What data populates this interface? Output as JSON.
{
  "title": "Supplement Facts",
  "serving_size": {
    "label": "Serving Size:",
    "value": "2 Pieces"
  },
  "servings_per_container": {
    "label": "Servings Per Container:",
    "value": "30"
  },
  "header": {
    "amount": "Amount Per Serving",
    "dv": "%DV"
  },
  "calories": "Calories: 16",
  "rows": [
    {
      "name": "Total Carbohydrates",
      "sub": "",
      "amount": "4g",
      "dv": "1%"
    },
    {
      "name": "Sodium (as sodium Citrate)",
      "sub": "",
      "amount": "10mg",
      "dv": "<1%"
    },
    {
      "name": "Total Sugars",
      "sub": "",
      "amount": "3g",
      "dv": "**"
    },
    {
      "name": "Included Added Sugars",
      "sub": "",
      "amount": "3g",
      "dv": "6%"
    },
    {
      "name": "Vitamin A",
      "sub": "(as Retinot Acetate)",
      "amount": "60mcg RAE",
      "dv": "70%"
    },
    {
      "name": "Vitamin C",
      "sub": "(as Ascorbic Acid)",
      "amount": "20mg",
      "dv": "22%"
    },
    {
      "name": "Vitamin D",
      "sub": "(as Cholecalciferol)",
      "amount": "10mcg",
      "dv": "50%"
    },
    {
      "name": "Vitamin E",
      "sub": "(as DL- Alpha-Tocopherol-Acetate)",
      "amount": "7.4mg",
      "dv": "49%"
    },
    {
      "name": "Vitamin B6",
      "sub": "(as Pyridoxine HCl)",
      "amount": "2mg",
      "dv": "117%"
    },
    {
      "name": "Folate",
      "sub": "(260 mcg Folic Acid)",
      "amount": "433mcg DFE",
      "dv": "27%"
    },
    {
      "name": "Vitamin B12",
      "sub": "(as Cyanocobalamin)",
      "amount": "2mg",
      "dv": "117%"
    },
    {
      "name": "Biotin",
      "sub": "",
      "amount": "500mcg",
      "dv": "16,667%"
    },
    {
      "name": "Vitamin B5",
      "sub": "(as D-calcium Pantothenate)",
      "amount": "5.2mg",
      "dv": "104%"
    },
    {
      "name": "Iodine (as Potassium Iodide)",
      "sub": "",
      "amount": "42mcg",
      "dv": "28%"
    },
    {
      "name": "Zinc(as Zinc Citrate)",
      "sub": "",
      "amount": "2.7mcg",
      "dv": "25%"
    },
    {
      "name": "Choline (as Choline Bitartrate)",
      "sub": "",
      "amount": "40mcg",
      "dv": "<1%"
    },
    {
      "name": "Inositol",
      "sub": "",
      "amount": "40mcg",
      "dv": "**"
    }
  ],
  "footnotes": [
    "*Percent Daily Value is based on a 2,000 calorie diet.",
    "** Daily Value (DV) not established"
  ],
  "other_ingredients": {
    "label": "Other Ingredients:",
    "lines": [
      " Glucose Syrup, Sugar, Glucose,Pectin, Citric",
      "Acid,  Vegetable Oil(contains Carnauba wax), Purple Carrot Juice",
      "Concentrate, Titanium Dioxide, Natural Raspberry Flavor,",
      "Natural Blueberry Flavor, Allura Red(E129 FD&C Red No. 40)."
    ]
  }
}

Short task >> Identify each line in the entries with the word "Flavor" and copy it.

Task solution >>
      "Concentrate, Titanium Dioxide, Natural Raspberry Flavor,",
      "Natural Blueberry Flavor, Allura Red(E129 FD&C Red No. 40)."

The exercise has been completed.